--- start ---
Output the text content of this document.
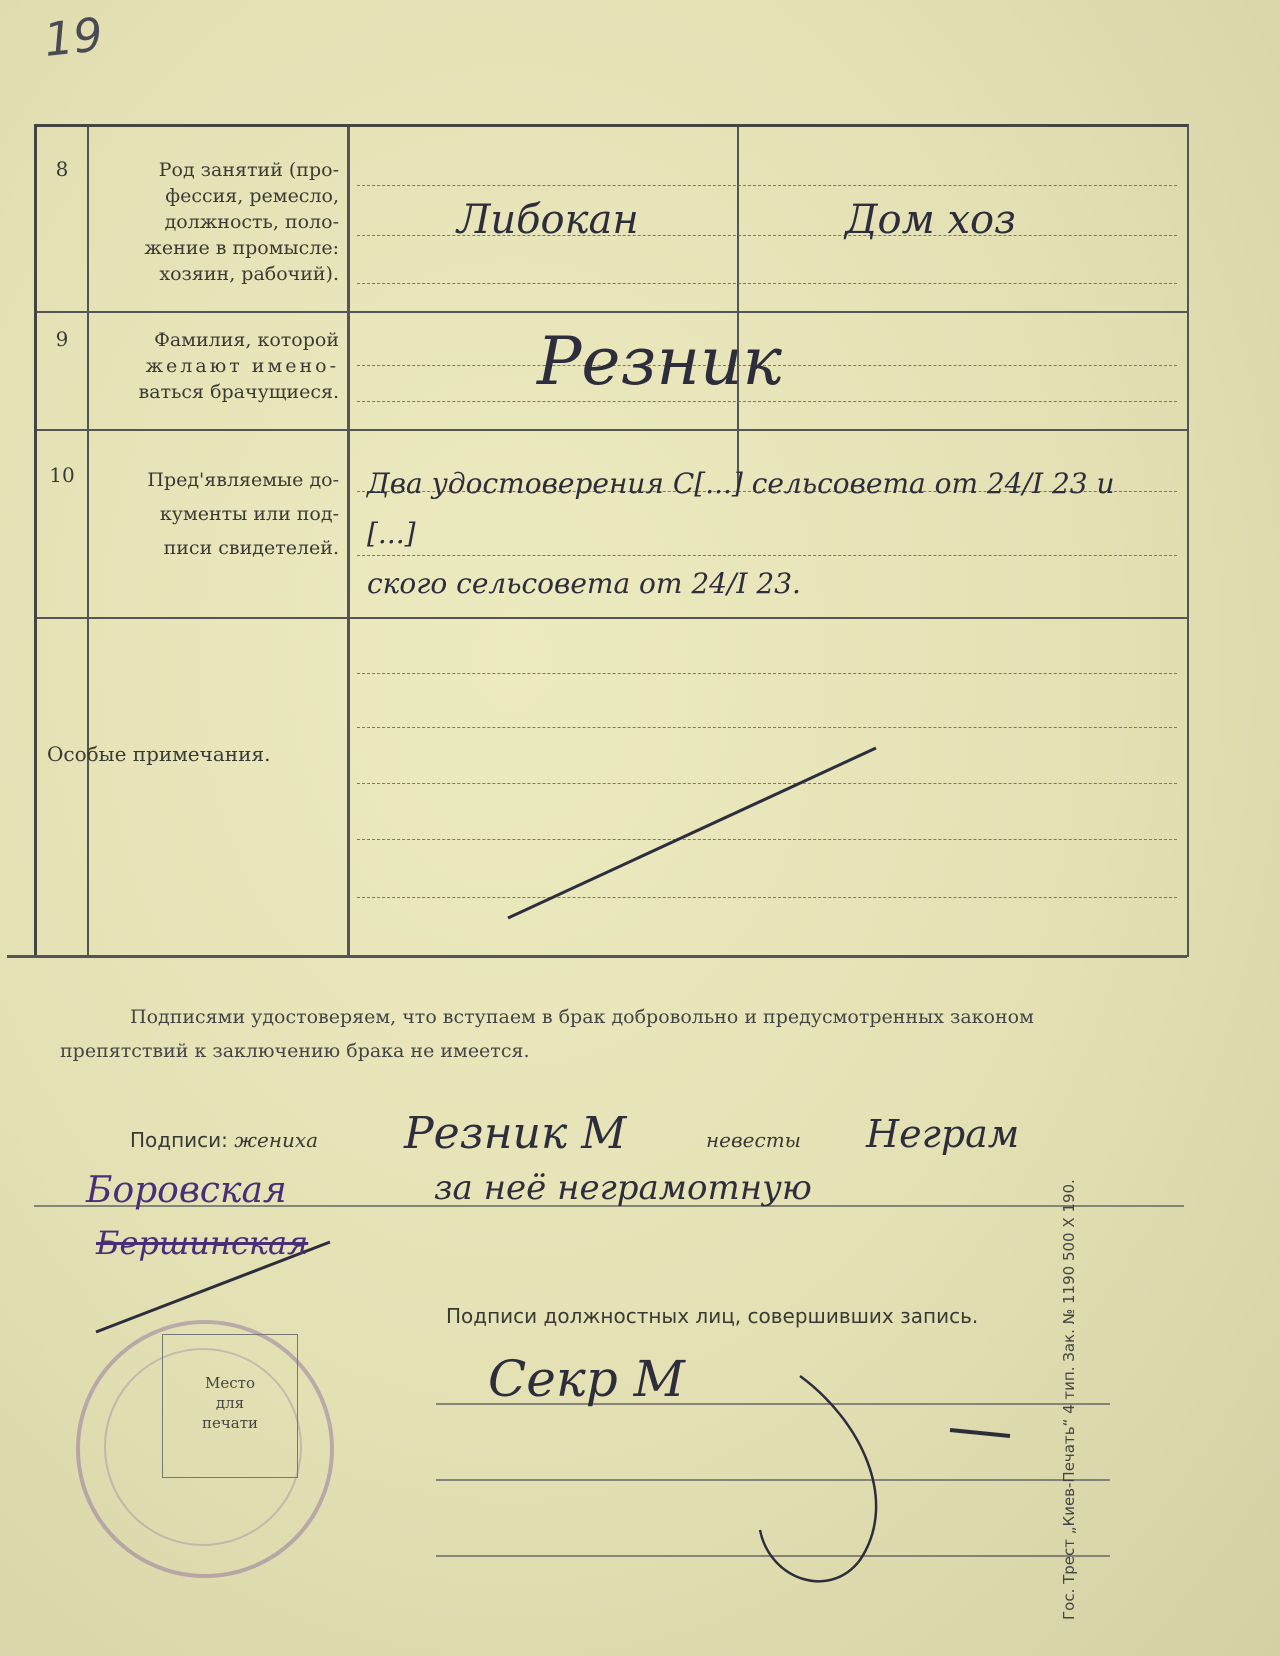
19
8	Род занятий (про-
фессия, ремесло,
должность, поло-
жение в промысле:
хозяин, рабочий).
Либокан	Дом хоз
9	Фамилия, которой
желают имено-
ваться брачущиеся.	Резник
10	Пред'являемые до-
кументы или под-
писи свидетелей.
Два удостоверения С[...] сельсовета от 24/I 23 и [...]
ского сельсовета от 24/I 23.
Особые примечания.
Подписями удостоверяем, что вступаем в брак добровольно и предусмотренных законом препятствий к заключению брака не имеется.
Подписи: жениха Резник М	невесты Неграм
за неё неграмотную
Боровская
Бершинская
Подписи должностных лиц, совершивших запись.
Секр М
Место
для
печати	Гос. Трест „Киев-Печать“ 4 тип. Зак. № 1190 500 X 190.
--- end ---
→ **GIVEN INSTRUCTION**: Look above for lines with the word "сельсовета" and copy them all.

→ **FINISHED TASK**:
Два удостоверения С[...] сельсовета от 24/I 23 и [...]
ского сельсовета от 24/I 23.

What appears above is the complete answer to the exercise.